GOAL
Pull each line holding "trung" out of the entries below.

*-*-*

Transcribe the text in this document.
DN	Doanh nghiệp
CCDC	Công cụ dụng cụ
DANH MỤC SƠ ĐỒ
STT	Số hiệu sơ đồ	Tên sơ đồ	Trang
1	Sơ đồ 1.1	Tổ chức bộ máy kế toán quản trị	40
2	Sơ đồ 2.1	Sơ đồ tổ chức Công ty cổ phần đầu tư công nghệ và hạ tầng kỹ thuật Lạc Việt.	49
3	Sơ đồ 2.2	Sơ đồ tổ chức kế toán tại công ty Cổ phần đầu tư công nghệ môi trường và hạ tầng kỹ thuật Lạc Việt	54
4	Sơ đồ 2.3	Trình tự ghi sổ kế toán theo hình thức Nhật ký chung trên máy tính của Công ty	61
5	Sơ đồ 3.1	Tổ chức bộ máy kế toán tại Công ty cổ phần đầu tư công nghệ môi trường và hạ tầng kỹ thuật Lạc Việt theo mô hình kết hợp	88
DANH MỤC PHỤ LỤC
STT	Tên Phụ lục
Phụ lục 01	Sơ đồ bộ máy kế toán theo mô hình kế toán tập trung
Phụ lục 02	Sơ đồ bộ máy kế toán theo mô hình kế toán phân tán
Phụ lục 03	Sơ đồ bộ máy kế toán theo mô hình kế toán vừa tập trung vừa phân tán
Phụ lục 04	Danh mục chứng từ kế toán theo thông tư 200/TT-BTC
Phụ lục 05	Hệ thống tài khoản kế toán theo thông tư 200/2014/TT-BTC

*-*-*

EXPECTED ANSWER
Phụ lục 01	Sơ đồ bộ máy kế toán theo mô hình kế toán tập trung
Phụ lục 03	Sơ đồ bộ máy kế toán theo mô hình kế toán vừa tập trung vừa phân tán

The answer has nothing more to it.